** Exercise **
Rewrite the listing below, replacing every "body-line" with "text-line" and changing nothing else.

** Data extract **

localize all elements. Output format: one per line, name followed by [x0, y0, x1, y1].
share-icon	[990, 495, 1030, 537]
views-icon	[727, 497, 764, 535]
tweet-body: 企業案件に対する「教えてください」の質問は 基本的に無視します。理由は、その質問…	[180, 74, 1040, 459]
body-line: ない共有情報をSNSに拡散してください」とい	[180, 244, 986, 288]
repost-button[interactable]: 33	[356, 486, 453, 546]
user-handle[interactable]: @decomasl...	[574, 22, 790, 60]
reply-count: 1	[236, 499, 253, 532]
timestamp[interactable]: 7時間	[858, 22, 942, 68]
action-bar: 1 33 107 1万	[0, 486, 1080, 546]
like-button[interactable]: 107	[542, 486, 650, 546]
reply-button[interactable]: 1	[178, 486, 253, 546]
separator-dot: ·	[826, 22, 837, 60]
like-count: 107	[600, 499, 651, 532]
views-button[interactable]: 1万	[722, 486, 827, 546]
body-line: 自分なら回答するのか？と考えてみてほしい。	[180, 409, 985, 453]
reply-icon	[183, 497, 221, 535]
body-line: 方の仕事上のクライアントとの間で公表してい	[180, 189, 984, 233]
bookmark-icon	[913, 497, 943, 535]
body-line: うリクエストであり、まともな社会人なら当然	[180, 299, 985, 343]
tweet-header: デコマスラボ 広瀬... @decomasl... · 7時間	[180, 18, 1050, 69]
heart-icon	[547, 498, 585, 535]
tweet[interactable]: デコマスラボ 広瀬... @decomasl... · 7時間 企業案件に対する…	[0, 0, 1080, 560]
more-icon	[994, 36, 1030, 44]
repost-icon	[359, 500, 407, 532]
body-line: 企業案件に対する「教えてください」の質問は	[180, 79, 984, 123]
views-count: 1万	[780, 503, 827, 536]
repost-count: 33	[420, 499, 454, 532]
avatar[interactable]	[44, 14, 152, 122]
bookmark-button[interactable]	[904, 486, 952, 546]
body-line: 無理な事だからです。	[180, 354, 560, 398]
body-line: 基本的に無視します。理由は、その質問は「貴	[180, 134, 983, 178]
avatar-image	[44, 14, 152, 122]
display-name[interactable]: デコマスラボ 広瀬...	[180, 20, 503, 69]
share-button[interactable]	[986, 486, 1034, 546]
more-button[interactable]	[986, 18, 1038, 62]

** Answer in full **
localize all elements. Output format: one per line, name followed by [x0, y0, x1, y1].
share-icon	[990, 495, 1030, 537]
views-icon	[727, 497, 764, 535]
tweet-body: 企業案件に対する「教えてください」の質問は 基本的に無視します。理由は、その質問…	[180, 74, 1040, 459]
text-line: ない共有情報をSNSに拡散してください」とい	[180, 244, 986, 288]
repost-button[interactable]: 33	[356, 486, 453, 546]
user-handle[interactable]: @decomasl...	[574, 22, 790, 60]
reply-count: 1	[236, 499, 253, 532]
timestamp[interactable]: 7時間	[858, 22, 942, 68]
action-bar: 1 33 107 1万	[0, 486, 1080, 546]
like-button[interactable]: 107	[542, 486, 650, 546]
reply-button[interactable]: 1	[178, 486, 253, 546]
separator-dot: ·	[826, 22, 837, 60]
like-count: 107	[600, 499, 651, 532]
views-button[interactable]: 1万	[722, 486, 827, 546]
text-line: 自分なら回答するのか？と考えてみてほしい。	[180, 409, 985, 453]
reply-icon	[183, 497, 221, 535]
text-line: 方の仕事上のクライアントとの間で公表してい	[180, 189, 984, 233]
bookmark-icon	[913, 497, 943, 535]
text-line: うリクエストであり、まともな社会人なら当然	[180, 299, 985, 343]
tweet-header: デコマスラボ 広瀬... @decomasl... · 7時間	[180, 18, 1050, 69]
heart-icon	[547, 498, 585, 535]
tweet[interactable]: デコマスラボ 広瀬... @decomasl... · 7時間 企業案件に対する…	[0, 0, 1080, 560]
more-icon	[994, 36, 1030, 44]
repost-icon	[359, 500, 407, 532]
text-line: 企業案件に対する「教えてください」の質問は	[180, 79, 984, 123]
views-count: 1万	[780, 503, 827, 536]
repost-count: 33	[420, 499, 454, 532]
avatar[interactable]	[44, 14, 152, 122]
bookmark-button[interactable]	[904, 486, 952, 546]
text-line: 無理な事だからです。	[180, 354, 560, 398]
text-line: 基本的に無視します。理由は、その質問は「貴	[180, 134, 983, 178]
avatar-image	[44, 14, 152, 122]
display-name[interactable]: デコマスラボ 広瀬...	[180, 20, 503, 69]
share-button[interactable]	[986, 486, 1034, 546]
more-button[interactable]	[986, 18, 1038, 62]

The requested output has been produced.